Extracted data entries
++++
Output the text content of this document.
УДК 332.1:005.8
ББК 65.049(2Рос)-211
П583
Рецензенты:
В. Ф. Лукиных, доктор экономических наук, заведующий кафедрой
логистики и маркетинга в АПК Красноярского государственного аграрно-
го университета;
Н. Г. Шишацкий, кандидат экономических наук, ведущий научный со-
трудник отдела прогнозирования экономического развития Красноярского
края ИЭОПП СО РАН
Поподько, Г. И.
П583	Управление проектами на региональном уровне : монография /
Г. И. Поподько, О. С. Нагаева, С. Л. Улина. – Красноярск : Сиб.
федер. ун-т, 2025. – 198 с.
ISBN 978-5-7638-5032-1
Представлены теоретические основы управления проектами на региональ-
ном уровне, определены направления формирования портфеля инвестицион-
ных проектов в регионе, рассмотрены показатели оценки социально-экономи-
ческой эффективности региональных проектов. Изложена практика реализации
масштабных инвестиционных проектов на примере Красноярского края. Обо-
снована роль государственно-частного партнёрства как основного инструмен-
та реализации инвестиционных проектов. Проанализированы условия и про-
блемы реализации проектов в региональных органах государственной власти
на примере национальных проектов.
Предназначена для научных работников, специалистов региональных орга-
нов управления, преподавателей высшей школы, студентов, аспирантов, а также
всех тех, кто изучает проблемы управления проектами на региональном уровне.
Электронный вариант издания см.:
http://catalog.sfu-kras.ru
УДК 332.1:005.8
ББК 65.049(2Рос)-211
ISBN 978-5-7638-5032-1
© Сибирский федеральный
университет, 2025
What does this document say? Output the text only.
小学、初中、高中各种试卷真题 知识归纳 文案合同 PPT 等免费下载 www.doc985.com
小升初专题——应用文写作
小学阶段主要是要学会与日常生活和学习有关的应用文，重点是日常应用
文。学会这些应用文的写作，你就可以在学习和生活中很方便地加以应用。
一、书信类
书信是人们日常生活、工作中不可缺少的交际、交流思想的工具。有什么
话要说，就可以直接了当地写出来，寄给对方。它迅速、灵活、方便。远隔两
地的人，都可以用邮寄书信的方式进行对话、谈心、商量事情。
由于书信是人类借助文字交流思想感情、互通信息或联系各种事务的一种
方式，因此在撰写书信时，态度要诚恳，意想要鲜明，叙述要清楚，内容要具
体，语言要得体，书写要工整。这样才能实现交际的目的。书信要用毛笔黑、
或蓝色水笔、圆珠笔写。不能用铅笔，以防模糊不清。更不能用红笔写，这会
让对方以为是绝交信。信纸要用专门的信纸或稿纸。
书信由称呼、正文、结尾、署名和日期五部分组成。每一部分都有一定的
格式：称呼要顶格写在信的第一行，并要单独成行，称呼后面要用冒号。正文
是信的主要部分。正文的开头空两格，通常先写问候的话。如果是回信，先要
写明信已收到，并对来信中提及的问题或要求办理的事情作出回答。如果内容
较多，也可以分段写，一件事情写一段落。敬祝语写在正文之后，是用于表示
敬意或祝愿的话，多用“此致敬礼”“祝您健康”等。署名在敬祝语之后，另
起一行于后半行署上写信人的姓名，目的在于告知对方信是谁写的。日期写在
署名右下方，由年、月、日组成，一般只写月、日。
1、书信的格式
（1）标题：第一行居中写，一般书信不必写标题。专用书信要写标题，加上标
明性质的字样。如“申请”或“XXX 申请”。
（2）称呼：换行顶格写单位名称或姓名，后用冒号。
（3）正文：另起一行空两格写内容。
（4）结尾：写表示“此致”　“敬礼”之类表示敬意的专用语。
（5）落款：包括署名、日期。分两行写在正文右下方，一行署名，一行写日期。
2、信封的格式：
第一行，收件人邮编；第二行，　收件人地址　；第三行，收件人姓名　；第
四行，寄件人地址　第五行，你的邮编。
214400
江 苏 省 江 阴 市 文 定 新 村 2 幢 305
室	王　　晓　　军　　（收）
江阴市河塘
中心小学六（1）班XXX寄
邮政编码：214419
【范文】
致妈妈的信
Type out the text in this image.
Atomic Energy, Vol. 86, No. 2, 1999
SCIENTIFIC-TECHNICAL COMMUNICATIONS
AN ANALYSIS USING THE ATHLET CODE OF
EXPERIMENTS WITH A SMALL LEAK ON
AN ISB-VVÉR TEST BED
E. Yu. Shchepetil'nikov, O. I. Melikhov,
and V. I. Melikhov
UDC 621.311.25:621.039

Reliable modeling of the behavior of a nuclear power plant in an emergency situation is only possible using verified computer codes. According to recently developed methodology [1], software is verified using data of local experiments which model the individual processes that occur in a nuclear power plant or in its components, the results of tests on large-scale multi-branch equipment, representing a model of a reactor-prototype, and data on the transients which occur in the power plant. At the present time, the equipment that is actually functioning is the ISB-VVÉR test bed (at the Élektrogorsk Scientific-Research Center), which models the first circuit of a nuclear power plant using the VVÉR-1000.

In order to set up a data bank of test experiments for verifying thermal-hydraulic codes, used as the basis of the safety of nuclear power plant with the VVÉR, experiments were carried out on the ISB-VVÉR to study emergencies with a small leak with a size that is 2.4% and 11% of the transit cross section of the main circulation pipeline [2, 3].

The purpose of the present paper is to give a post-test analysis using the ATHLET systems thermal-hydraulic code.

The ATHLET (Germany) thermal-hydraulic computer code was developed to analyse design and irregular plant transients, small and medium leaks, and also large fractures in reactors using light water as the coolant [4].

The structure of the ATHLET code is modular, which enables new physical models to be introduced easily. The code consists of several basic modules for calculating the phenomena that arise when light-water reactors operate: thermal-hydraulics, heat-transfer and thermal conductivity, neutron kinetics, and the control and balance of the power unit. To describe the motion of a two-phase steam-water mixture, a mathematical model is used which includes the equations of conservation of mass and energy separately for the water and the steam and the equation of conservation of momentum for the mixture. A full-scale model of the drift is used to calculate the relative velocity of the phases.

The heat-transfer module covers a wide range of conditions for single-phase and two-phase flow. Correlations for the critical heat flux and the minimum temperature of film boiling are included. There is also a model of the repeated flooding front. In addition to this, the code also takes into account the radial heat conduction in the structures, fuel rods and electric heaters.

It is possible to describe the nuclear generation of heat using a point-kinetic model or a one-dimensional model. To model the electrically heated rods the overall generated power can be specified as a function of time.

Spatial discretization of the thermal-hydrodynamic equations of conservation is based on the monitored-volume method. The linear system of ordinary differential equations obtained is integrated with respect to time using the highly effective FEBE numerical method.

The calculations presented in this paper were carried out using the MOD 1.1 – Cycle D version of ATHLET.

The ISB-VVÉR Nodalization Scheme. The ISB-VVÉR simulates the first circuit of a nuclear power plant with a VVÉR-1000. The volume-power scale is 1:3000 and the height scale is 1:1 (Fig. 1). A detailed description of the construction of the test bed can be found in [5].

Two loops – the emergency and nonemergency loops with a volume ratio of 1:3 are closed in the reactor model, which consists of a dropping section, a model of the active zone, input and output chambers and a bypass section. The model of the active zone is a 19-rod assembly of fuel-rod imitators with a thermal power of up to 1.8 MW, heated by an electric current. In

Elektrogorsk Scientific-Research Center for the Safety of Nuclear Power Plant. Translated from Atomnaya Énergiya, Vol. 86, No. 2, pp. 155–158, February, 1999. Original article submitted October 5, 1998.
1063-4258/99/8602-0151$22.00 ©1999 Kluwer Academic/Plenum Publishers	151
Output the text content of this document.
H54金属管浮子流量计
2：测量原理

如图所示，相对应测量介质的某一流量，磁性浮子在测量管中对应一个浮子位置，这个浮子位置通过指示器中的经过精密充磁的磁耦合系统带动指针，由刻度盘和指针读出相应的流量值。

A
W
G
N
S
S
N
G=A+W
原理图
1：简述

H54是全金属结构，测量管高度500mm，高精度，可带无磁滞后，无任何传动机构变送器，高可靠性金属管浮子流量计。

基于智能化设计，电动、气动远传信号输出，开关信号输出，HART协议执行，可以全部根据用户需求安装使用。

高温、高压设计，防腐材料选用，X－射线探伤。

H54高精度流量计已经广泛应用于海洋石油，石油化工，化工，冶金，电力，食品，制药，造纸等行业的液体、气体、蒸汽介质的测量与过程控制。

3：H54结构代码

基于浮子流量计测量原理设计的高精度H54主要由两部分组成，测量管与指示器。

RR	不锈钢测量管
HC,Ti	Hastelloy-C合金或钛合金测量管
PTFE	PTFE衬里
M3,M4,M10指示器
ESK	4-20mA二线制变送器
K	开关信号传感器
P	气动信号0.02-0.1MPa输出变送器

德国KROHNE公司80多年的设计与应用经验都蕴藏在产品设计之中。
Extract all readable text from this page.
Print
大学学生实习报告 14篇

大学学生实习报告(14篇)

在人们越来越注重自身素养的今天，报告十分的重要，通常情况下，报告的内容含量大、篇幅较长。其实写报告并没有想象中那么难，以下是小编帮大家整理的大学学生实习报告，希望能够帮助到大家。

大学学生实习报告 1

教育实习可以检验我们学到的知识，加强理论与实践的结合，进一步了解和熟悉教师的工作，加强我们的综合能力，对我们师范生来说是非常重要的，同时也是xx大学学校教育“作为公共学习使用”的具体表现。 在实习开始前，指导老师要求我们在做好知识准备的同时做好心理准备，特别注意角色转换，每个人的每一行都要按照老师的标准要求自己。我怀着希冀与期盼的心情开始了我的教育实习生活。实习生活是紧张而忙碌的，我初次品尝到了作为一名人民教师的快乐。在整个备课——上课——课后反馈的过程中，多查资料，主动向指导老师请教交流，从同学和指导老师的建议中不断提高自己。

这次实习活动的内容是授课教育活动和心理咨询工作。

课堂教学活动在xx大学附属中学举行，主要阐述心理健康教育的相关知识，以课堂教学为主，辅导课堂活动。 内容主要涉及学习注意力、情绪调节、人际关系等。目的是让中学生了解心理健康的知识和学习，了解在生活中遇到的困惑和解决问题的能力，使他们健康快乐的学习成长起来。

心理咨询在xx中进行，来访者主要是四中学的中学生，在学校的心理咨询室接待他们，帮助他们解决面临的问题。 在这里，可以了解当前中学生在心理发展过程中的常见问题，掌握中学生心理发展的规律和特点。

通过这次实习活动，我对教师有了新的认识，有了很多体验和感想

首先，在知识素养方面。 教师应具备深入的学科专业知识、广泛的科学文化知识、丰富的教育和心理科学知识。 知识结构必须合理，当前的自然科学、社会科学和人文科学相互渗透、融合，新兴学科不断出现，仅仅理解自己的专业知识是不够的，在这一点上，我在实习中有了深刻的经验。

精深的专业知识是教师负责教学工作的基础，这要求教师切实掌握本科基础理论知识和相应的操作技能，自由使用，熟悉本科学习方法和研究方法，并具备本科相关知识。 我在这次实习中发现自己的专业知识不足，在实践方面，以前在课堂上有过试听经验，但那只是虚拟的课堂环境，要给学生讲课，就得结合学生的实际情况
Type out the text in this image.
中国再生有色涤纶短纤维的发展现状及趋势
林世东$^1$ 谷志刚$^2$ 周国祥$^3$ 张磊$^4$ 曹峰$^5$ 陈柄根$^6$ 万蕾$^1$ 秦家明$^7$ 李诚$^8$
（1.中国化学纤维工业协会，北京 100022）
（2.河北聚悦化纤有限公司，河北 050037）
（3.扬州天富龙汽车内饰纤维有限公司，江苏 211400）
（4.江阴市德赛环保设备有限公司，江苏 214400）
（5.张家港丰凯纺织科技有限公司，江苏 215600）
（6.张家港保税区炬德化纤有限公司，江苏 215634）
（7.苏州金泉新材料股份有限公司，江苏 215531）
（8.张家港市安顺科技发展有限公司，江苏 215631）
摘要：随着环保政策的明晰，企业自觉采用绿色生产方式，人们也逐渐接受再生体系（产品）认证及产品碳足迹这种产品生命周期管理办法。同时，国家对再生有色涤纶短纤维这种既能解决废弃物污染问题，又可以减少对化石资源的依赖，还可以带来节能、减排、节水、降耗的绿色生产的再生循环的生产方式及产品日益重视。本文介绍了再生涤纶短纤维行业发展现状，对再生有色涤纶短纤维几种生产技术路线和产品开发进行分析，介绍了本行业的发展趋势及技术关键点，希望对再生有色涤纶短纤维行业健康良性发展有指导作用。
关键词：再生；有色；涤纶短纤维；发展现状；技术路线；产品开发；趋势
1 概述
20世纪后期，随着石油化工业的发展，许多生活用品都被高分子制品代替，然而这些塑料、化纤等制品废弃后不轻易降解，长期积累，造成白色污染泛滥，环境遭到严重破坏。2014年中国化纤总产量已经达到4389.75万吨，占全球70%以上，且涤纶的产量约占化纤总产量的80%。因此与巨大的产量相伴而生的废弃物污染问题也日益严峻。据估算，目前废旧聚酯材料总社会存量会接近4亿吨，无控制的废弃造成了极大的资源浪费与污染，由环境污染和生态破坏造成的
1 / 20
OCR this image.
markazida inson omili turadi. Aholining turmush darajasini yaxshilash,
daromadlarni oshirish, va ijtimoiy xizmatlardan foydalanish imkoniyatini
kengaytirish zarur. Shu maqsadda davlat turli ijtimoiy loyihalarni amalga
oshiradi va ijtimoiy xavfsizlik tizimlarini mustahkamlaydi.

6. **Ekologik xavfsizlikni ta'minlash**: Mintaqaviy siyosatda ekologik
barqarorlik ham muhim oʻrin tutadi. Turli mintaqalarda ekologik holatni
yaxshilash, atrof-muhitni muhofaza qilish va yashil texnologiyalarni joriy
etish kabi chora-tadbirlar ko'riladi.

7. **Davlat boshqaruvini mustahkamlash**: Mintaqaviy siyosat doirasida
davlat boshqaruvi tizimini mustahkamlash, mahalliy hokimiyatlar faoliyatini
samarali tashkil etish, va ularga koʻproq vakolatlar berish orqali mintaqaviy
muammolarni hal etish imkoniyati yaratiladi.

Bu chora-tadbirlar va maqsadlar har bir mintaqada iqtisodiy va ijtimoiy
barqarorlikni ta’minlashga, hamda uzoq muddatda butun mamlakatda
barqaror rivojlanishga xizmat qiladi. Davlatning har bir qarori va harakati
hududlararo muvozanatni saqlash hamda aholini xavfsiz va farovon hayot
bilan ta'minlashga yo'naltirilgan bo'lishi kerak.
++++
[The task]
Determine how many lines in the data above contain the string "only". Give nothing except the number.

[The result]
2